### What you are asked to do
Return the records word for word. Any pictures in them are not part of the copy.

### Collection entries
'''
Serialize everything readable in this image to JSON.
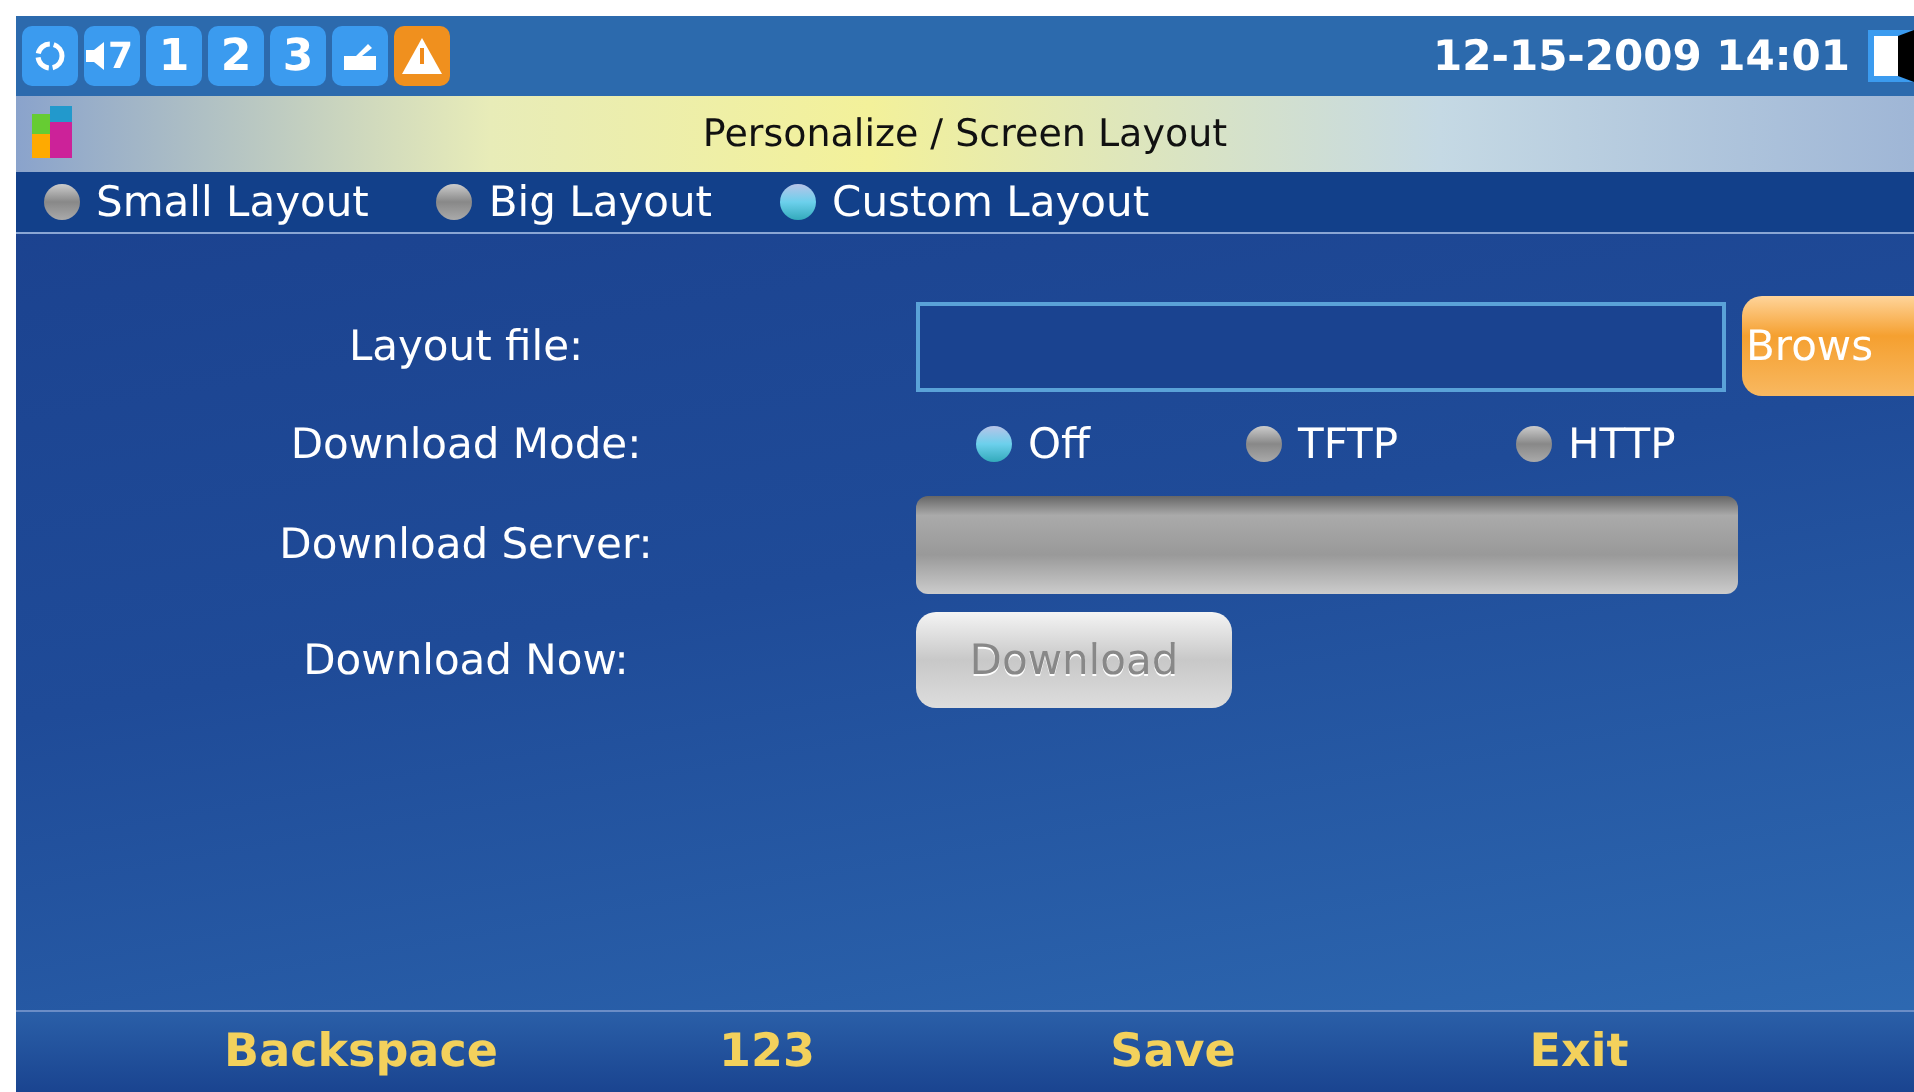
{
  "status_bar": {
    "volume": "7",
    "lines": [
      "1",
      "2",
      "3"
    ],
    "datetime": "12-15-2009 14:01"
  },
  "title": "Personalize / Screen Layout",
  "tabs": [
    {
      "label": "Small Layout",
      "selected": false
    },
    {
      "label": "Big Layout",
      "selected": false
    },
    {
      "label": "Custom Layout",
      "selected": true
    }
  ],
  "form": {
    "layout_file": {
      "label": "Layout file:",
      "button": "Brows"
    },
    "download_mode": {
      "label": "Download Mode:",
      "options": [
        {
          "label": "Off",
          "selected": true
        },
        {
          "label": "TFTP",
          "selected": false
        },
        {
          "label": "HTTP",
          "selected": false
        }
      ]
    },
    "download_server": {
      "label": "Download Server:"
    },
    "download_now": {
      "label": "Download Now:",
      "button": "Download"
    }
  },
  "softkeys": [
    "Backspace",
    "123",
    "Save",
    "Exit"
  ]
}
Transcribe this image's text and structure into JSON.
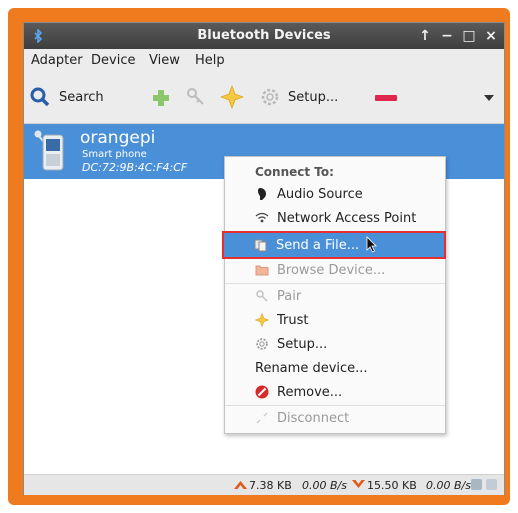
'''
### Solution below
Serialize everything readable in this image to JSON.
{
  "status_bar": {
    "volume": "7",
    "lines": [
      "1",
      "2",
      "3"
    ],
    "datetime": "12-15-2009 14:01"
  },
  "title": "Personalize / Screen Layout",
  "tabs": [
    {
      "label": "Small Layout",
      "selected": false
    },
    {
      "label": "Big Layout",
      "selected": false
    },
    {
      "label": "Custom Layout",
      "selected": true
    }
  ],
  "form": {
    "layout_file": {
      "label": "Layout file:",
      "button": "Brows"
    },
    "download_mode": {
      "label": "Download Mode:",
      "options": [
        {
          "label": "Off",
          "selected": true
        },
        {
          "label": "TFTP",
          "selected": false
        },
        {
          "label": "HTTP",
          "selected": false
        }
      ]
    },
    "download_server": {
      "label": "Download Server:"
    },
    "download_now": {
      "label": "Download Now:",
      "button": "Download"
    }
  },
  "softkeys": [
    "Backspace",
    "123",
    "Save",
    "Exit"
  ]
}
Transcribe this image's text and structure into JSON.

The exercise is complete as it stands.